**Short exercise**
Identify and reproduce every line holding the string "FreeForm".

**Records for the exercise**
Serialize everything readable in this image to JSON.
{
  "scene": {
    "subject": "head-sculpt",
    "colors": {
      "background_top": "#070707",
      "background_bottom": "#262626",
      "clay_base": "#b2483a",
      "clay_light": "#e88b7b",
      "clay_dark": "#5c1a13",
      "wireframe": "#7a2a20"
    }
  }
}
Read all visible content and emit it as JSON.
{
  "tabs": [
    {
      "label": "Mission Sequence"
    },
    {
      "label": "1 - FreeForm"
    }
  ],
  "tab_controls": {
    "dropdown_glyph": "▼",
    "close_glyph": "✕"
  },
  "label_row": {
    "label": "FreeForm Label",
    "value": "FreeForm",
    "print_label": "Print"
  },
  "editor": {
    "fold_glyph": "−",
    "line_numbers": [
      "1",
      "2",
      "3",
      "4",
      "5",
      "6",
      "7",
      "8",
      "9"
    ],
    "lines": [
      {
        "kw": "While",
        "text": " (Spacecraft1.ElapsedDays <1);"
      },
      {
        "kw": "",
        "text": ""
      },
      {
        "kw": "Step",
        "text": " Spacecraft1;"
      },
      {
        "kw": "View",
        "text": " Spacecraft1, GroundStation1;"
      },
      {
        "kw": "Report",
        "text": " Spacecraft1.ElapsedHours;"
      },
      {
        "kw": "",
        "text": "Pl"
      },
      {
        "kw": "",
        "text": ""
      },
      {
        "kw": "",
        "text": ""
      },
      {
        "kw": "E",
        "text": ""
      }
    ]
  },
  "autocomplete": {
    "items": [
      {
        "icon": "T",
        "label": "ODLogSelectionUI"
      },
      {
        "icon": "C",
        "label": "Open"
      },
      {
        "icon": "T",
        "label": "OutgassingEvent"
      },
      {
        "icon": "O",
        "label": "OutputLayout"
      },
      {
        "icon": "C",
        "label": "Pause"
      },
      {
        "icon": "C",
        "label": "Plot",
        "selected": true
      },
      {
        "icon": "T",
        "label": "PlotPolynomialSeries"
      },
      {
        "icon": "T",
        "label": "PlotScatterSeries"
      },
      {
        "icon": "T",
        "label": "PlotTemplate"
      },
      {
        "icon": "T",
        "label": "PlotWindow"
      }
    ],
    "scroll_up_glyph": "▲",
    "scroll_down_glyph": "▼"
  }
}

**Result of the task**
      "label": "1 - FreeForm"
    "label": "FreeForm Label",
    "value": "FreeForm",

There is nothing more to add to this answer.